● **Task to carry out**
Your task is to reproduce the material exactly.
** start Listed records **
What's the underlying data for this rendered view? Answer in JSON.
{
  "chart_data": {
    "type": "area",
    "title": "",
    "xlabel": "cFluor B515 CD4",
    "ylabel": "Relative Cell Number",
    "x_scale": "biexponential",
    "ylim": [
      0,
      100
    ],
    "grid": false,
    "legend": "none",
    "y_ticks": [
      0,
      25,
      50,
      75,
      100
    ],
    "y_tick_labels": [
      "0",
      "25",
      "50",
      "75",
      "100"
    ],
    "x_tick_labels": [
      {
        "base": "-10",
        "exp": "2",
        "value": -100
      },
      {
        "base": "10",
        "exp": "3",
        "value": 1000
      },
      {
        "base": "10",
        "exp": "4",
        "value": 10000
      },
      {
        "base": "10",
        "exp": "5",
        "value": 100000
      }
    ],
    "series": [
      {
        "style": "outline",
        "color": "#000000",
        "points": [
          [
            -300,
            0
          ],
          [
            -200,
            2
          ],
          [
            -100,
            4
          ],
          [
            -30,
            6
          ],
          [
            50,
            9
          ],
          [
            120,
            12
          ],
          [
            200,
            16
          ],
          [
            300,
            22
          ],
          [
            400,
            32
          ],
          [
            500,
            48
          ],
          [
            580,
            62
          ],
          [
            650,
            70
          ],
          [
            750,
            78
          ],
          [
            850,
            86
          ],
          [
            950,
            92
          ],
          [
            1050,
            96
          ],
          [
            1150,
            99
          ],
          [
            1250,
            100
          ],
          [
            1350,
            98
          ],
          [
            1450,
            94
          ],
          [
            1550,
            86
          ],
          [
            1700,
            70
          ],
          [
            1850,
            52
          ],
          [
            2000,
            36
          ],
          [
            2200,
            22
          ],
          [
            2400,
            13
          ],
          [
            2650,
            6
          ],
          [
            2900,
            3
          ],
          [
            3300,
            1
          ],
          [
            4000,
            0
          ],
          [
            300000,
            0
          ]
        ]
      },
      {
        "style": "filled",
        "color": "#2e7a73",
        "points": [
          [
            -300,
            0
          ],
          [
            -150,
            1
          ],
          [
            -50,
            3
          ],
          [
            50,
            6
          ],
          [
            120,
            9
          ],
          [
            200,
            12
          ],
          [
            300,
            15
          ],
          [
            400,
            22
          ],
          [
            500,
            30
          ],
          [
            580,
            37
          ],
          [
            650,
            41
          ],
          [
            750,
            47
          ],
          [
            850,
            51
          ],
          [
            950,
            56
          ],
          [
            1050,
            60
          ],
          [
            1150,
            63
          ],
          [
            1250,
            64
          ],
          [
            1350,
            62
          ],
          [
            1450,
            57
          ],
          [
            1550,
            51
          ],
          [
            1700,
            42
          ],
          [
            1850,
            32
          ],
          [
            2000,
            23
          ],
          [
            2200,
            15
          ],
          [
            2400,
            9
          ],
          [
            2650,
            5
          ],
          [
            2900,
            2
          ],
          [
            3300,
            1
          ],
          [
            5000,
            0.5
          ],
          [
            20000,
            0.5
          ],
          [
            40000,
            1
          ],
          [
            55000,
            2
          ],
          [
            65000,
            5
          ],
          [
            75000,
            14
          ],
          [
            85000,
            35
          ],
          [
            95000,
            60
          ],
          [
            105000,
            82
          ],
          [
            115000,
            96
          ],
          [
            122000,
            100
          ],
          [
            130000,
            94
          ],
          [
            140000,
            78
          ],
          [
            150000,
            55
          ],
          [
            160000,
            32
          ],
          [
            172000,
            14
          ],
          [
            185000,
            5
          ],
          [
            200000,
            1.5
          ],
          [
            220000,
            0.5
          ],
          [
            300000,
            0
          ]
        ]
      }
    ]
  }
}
** end Listed records **
● **Task output**
What's the underlying data for this rendered view? Answer in JSON.
{
  "chart_data": {
    "type": "area",
    "title": "",
    "xlabel": "cFluor B515 CD4",
    "ylabel": "Relative Cell Number",
    "x_scale": "biexponential",
    "ylim": [
      0,
      100
    ],
    "grid": false,
    "legend": "none",
    "y_ticks": [
      0,
      25,
      50,
      75,
      100
    ],
    "y_tick_labels": [
      "0",
      "25",
      "50",
      "75",
      "100"
    ],
    "x_tick_labels": [
      {
        "base": "-10",
        "exp": "2",
        "value": -100
      },
      {
        "base": "10",
        "exp": "3",
        "value": 1000
      },
      {
        "base": "10",
        "exp": "4",
        "value": 10000
      },
      {
        "base": "10",
        "exp": "5",
        "value": 100000
      }
    ],
    "series": [
      {
        "style": "outline",
        "color": "#000000",
        "points": [
          [
            -300,
            0
          ],
          [
            -200,
            2
          ],
          [
            -100,
            4
          ],
          [
            -30,
            6
          ],
          [
            50,
            9
          ],
          [
            120,
            12
          ],
          [
            200,
            16
          ],
          [
            300,
            22
          ],
          [
            400,
            32
          ],
          [
            500,
            48
          ],
          [
            580,
            62
          ],
          [
            650,
            70
          ],
          [
            750,
            78
          ],
          [
            850,
            86
          ],
          [
            950,
            92
          ],
          [
            1050,
            96
          ],
          [
            1150,
            99
          ],
          [
            1250,
            100
          ],
          [
            1350,
            98
          ],
          [
            1450,
            94
          ],
          [
            1550,
            86
          ],
          [
            1700,
            70
          ],
          [
            1850,
            52
          ],
          [
            2000,
            36
          ],
          [
            2200,
            22
          ],
          [
            2400,
            13
          ],
          [
            2650,
            6
          ],
          [
            2900,
            3
          ],
          [
            3300,
            1
          ],
          [
            4000,
            0
          ],
          [
            300000,
            0
          ]
        ]
      },
      {
        "style": "filled",
        "color": "#2e7a73",
        "points": [
          [
            -300,
            0
          ],
          [
            -150,
            1
          ],
          [
            -50,
            3
          ],
          [
            50,
            6
          ],
          [
            120,
            9
          ],
          [
            200,
            12
          ],
          [
            300,
            15
          ],
          [
            400,
            22
          ],
          [
            500,
            30
          ],
          [
            580,
            37
          ],
          [
            650,
            41
          ],
          [
            750,
            47
          ],
          [
            850,
            51
          ],
          [
            950,
            56
          ],
          [
            1050,
            60
          ],
          [
            1150,
            63
          ],
          [
            1250,
            64
          ],
          [
            1350,
            62
          ],
          [
            1450,
            57
          ],
          [
            1550,
            51
          ],
          [
            1700,
            42
          ],
          [
            1850,
            32
          ],
          [
            2000,
            23
          ],
          [
            2200,
            15
          ],
          [
            2400,
            9
          ],
          [
            2650,
            5
          ],
          [
            2900,
            2
          ],
          [
            3300,
            1
          ],
          [
            5000,
            0.5
          ],
          [
            20000,
            0.5
          ],
          [
            40000,
            1
          ],
          [
            55000,
            2
          ],
          [
            65000,
            5
          ],
          [
            75000,
            14
          ],
          [
            85000,
            35
          ],
          [
            95000,
            60
          ],
          [
            105000,
            82
          ],
          [
            115000,
            96
          ],
          [
            122000,
            100
          ],
          [
            130000,
            94
          ],
          [
            140000,
            78
          ],
          [
            150000,
            55
          ],
          [
            160000,
            32
          ],
          [
            172000,
            14
          ],
          [
            185000,
            5
          ],
          [
            200000,
            1.5
          ],
          [
            220000,
            0.5
          ],
          [
            300000,
            0
          ]
        ]
      }
    ]
  }
}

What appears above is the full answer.